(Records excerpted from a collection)
□ □ □

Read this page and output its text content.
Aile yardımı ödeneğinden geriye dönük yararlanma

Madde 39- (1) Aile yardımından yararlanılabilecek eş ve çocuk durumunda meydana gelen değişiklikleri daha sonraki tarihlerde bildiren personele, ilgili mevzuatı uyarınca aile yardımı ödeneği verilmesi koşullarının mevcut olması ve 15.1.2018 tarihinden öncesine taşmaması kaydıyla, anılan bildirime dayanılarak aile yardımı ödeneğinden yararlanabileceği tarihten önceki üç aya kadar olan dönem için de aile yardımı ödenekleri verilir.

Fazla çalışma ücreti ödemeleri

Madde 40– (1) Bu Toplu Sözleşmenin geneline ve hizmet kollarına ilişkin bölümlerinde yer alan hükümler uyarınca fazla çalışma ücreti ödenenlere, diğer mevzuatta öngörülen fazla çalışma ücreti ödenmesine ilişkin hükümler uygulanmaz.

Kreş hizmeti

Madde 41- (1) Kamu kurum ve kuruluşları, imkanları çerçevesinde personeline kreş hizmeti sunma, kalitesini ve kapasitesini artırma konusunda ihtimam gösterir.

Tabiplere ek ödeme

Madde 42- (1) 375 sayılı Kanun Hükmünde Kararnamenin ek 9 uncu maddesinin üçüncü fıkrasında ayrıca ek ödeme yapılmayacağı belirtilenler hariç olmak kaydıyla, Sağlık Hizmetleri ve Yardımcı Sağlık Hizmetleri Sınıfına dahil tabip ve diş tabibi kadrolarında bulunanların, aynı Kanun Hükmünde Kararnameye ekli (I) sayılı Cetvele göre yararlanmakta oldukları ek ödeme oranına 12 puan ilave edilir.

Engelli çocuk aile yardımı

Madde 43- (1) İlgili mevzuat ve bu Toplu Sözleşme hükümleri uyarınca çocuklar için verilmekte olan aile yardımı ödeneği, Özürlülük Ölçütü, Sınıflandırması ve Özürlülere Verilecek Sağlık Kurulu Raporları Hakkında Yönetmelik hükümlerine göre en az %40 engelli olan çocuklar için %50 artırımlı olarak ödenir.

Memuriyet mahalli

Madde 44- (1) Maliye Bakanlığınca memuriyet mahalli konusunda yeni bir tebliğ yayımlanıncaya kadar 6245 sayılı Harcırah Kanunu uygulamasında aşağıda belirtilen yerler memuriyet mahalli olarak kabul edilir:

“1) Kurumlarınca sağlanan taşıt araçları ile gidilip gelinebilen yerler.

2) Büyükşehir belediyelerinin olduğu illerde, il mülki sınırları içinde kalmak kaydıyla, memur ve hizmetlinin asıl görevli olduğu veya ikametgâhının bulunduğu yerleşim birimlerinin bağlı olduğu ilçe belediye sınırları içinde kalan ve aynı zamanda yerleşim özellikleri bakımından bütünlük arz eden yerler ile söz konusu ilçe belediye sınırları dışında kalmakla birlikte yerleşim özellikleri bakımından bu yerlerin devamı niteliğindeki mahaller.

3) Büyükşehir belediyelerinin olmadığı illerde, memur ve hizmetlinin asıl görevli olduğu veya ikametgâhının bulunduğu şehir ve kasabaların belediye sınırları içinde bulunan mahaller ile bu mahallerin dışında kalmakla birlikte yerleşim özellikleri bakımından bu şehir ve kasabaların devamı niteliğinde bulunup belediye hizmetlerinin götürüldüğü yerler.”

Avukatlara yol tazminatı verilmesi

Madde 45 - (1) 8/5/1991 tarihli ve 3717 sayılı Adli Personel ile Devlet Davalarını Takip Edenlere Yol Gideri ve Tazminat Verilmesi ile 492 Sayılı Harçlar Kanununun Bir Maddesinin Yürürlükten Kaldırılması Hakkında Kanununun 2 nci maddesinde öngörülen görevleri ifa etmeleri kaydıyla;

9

□ □ □

Directions for this task:
Give only the number of lines in the listing above that include the string "mahalli".

Task result:
2